### [BRIEF]
Without leaving out a single line, restate the entries below exactly.
*** STUDY MATERIAL ***
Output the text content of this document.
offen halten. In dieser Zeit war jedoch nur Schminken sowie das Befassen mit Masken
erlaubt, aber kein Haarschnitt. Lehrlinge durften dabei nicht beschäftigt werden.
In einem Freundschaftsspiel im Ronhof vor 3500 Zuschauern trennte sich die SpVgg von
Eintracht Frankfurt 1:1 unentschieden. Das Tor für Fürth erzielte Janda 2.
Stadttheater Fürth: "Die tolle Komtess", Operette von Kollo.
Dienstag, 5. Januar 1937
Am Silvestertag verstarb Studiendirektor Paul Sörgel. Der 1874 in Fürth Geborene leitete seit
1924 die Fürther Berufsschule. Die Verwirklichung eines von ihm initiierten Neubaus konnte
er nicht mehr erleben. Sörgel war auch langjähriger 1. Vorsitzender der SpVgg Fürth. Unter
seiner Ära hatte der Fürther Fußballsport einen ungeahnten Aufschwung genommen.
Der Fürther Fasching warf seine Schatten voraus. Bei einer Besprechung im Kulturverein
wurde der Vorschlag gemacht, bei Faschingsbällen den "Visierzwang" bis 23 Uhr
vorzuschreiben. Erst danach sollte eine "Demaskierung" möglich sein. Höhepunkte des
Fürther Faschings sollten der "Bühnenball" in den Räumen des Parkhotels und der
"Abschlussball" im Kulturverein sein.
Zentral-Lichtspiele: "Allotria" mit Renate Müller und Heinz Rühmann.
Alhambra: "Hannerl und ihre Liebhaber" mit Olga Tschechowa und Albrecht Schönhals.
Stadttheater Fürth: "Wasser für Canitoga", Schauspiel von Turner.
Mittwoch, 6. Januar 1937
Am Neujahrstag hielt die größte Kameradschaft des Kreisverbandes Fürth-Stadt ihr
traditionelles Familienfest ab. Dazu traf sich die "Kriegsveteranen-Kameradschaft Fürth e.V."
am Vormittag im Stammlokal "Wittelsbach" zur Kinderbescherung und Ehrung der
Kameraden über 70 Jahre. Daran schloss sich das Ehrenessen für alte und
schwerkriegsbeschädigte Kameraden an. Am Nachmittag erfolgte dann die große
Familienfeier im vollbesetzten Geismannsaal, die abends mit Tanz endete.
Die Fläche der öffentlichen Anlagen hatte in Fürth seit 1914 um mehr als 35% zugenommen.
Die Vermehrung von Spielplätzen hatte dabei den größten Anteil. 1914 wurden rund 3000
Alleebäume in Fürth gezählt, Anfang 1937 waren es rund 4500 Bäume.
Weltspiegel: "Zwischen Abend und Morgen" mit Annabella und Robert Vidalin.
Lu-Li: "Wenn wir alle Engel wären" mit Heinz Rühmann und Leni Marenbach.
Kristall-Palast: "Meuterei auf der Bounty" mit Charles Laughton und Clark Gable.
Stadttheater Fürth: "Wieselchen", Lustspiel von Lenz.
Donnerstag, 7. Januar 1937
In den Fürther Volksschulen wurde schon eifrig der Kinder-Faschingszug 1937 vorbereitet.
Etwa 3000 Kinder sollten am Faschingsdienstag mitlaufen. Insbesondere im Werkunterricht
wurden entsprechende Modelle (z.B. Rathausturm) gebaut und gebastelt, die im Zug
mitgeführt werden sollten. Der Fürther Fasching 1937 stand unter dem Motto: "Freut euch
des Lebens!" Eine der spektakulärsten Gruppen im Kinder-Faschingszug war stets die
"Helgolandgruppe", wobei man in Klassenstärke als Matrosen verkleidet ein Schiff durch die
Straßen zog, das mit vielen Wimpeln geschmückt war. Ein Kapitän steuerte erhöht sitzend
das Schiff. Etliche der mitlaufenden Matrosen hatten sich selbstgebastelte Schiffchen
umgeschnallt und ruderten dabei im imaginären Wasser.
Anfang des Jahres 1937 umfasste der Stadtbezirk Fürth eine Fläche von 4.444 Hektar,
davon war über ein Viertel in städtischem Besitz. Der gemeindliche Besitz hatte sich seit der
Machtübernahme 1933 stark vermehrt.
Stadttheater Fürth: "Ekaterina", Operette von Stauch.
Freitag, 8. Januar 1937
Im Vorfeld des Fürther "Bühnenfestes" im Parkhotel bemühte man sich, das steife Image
***
### [YOUR RESPONSE]
Output the text content of this document.
offen halten. In dieser Zeit war jedoch nur Schminken sowie das Befassen mit Masken
erlaubt, aber kein Haarschnitt. Lehrlinge durften dabei nicht beschäftigt werden.
In einem Freundschaftsspiel im Ronhof vor 3500 Zuschauern trennte sich die SpVgg von
Eintracht Frankfurt 1:1 unentschieden. Das Tor für Fürth erzielte Janda 2.
Stadttheater Fürth: "Die tolle Komtess", Operette von Kollo.
Dienstag, 5. Januar 1937
Am Silvestertag verstarb Studiendirektor Paul Sörgel. Der 1874 in Fürth Geborene leitete seit
1924 die Fürther Berufsschule. Die Verwirklichung eines von ihm initiierten Neubaus konnte
er nicht mehr erleben. Sörgel war auch langjähriger 1. Vorsitzender der SpVgg Fürth. Unter
seiner Ära hatte der Fürther Fußballsport einen ungeahnten Aufschwung genommen.
Der Fürther Fasching warf seine Schatten voraus. Bei einer Besprechung im Kulturverein
wurde der Vorschlag gemacht, bei Faschingsbällen den "Visierzwang" bis 23 Uhr
vorzuschreiben. Erst danach sollte eine "Demaskierung" möglich sein. Höhepunkte des
Fürther Faschings sollten der "Bühnenball" in den Räumen des Parkhotels und der
"Abschlussball" im Kulturverein sein.
Zentral-Lichtspiele: "Allotria" mit Renate Müller und Heinz Rühmann.
Alhambra: "Hannerl und ihre Liebhaber" mit Olga Tschechowa und Albrecht Schönhals.
Stadttheater Fürth: "Wasser für Canitoga", Schauspiel von Turner.
Mittwoch, 6. Januar 1937
Am Neujahrstag hielt die größte Kameradschaft des Kreisverbandes Fürth-Stadt ihr
traditionelles Familienfest ab. Dazu traf sich die "Kriegsveteranen-Kameradschaft Fürth e.V."
am Vormittag im Stammlokal "Wittelsbach" zur Kinderbescherung und Ehrung der
Kameraden über 70 Jahre. Daran schloss sich das Ehrenessen für alte und
schwerkriegsbeschädigte Kameraden an. Am Nachmittag erfolgte dann die große
Familienfeier im vollbesetzten Geismannsaal, die abends mit Tanz endete.
Die Fläche der öffentlichen Anlagen hatte in Fürth seit 1914 um mehr als 35% zugenommen.
Die Vermehrung von Spielplätzen hatte dabei den größten Anteil. 1914 wurden rund 3000
Alleebäume in Fürth gezählt, Anfang 1937 waren es rund 4500 Bäume.
Weltspiegel: "Zwischen Abend und Morgen" mit Annabella und Robert Vidalin.
Lu-Li: "Wenn wir alle Engel wären" mit Heinz Rühmann und Leni Marenbach.
Kristall-Palast: "Meuterei auf der Bounty" mit Charles Laughton und Clark Gable.
Stadttheater Fürth: "Wieselchen", Lustspiel von Lenz.
Donnerstag, 7. Januar 1937
In den Fürther Volksschulen wurde schon eifrig der Kinder-Faschingszug 1937 vorbereitet.
Etwa 3000 Kinder sollten am Faschingsdienstag mitlaufen. Insbesondere im Werkunterricht
wurden entsprechende Modelle (z.B. Rathausturm) gebaut und gebastelt, die im Zug
mitgeführt werden sollten. Der Fürther Fasching 1937 stand unter dem Motto: "Freut euch
des Lebens!" Eine der spektakulärsten Gruppen im Kinder-Faschingszug war stets die
"Helgolandgruppe", wobei man in Klassenstärke als Matrosen verkleidet ein Schiff durch die
Straßen zog, das mit vielen Wimpeln geschmückt war. Ein Kapitän steuerte erhöht sitzend
das Schiff. Etliche der mitlaufenden Matrosen hatten sich selbstgebastelte Schiffchen
umgeschnallt und ruderten dabei im imaginären Wasser.
Anfang des Jahres 1937 umfasste der Stadtbezirk Fürth eine Fläche von 4.444 Hektar,
davon war über ein Viertel in städtischem Besitz. Der gemeindliche Besitz hatte sich seit der
Machtübernahme 1933 stark vermehrt.
Stadttheater Fürth: "Ekaterina", Operette von Stauch.
Freitag, 8. Januar 1937
Im Vorfeld des Fürther "Bühnenfestes" im Parkhotel bemühte man sich, das steife Image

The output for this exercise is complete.